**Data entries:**

--*--

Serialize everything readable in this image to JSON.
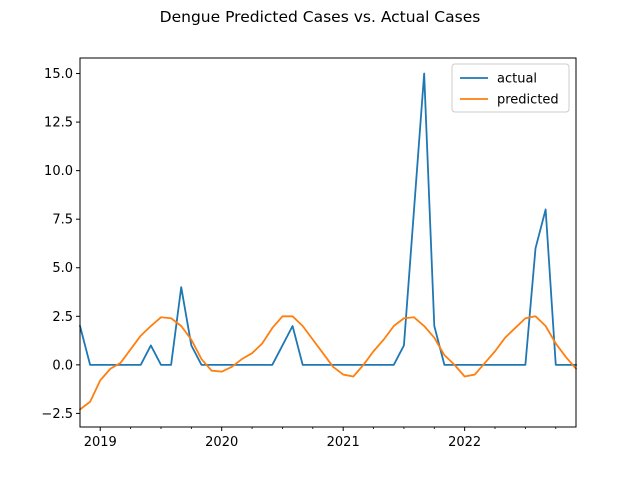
{
  "chart_data": {
    "type": "line",
    "title": "Dengue Predicted Cases vs. Actual Cases",
    "xlabel": "",
    "ylabel": "",
    "x_start": "2018-11",
    "x_end": "2022-12",
    "xlim": [
      "2018-11",
      "2022-12"
    ],
    "ylim": [
      -3.2,
      15.8
    ],
    "x_tick_labels": [
      "2019",
      "2020",
      "2021",
      "2022"
    ],
    "y_ticks": [
      -2.5,
      0.0,
      2.5,
      5.0,
      7.5,
      10.0,
      12.5,
      15.0
    ],
    "y_tick_labels": [
      "−2.5",
      "0.0",
      "2.5",
      "5.0",
      "7.5",
      "10.0",
      "12.5",
      "15.0"
    ],
    "legend_position": "top-right",
    "grid": false,
    "x": [
      "2018-11",
      "2018-12",
      "2019-01",
      "2019-02",
      "2019-03",
      "2019-04",
      "2019-05",
      "2019-06",
      "2019-07",
      "2019-08",
      "2019-09",
      "2019-10",
      "2019-11",
      "2019-12",
      "2020-01",
      "2020-02",
      "2020-03",
      "2020-04",
      "2020-05",
      "2020-06",
      "2020-07",
      "2020-08",
      "2020-09",
      "2020-10",
      "2020-11",
      "2020-12",
      "2021-01",
      "2021-02",
      "2021-03",
      "2021-04",
      "2021-05",
      "2021-06",
      "2021-07",
      "2021-08",
      "2021-09",
      "2021-10",
      "2021-11",
      "2021-12",
      "2022-01",
      "2022-02",
      "2022-03",
      "2022-04",
      "2022-05",
      "2022-06",
      "2022-07",
      "2022-08",
      "2022-09",
      "2022-10",
      "2022-11",
      "2022-12"
    ],
    "series": [
      {
        "name": "actual",
        "color": "#1f77b4",
        "values": [
          2,
          0,
          0,
          0,
          0,
          0,
          0,
          1,
          0,
          0,
          4,
          1,
          0,
          0,
          0,
          0,
          0,
          0,
          0,
          0,
          1,
          2,
          0,
          0,
          0,
          0,
          0,
          0,
          0,
          0,
          0,
          0,
          1,
          8,
          15,
          2,
          0,
          0,
          0,
          0,
          0,
          0,
          0,
          0,
          0,
          6,
          8,
          0,
          0,
          0
        ]
      },
      {
        "name": "predicted",
        "color": "#ff7f0e",
        "values": [
          -2.3,
          -1.9,
          -0.8,
          -0.2,
          0.1,
          0.8,
          1.5,
          2.0,
          2.45,
          2.4,
          2.0,
          1.3,
          0.3,
          -0.3,
          -0.35,
          -0.1,
          0.3,
          0.6,
          1.1,
          1.9,
          2.5,
          2.5,
          2.0,
          1.3,
          0.6,
          -0.1,
          -0.5,
          -0.6,
          0.0,
          0.7,
          1.3,
          2.0,
          2.4,
          2.45,
          2.0,
          1.4,
          0.5,
          0.0,
          -0.6,
          -0.5,
          0.1,
          0.7,
          1.4,
          1.9,
          2.4,
          2.5,
          2.0,
          1.1,
          0.4,
          -0.2
        ]
      }
    ]
  }
}
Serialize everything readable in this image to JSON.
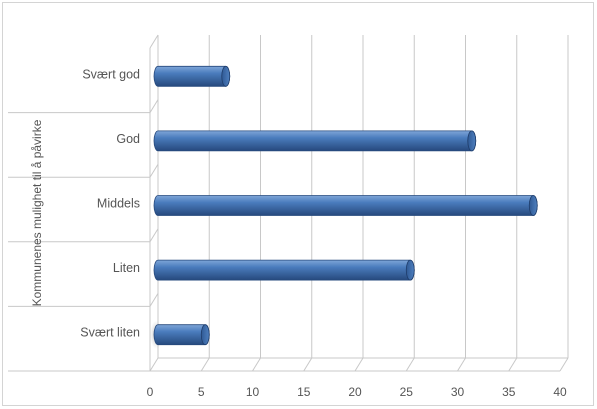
{
  "chart_data": {
    "type": "bar",
    "orientation": "horizontal",
    "style": "3d-cylinder",
    "ylabel": "Kommunenes mulighet til å påvirke",
    "xlabel": "",
    "categories": [
      "Svært god",
      "God",
      "Middels",
      "Liten",
      "Svært liten"
    ],
    "values": [
      7,
      31,
      37,
      25,
      5
    ],
    "xlim": [
      0,
      40
    ],
    "xticks": [
      "0",
      "5",
      "10",
      "15",
      "20",
      "25",
      "30",
      "35",
      "40"
    ],
    "grid": true,
    "legend": "none",
    "colors": {
      "bar": "#3f6fae",
      "bar_dark": "#26497d",
      "bar_light": "#7fa6d8",
      "grid": "#c8c8c8",
      "text": "#555555"
    }
  }
}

--*--

**WRITTEN REQUEST:**
Look through the data above. Copy every line with the string "ylabel" in it.

**EXERCISE RESULT:**
    "ylabel": "",
    "ylabel": "Kommunenes mulighet til å påvirke",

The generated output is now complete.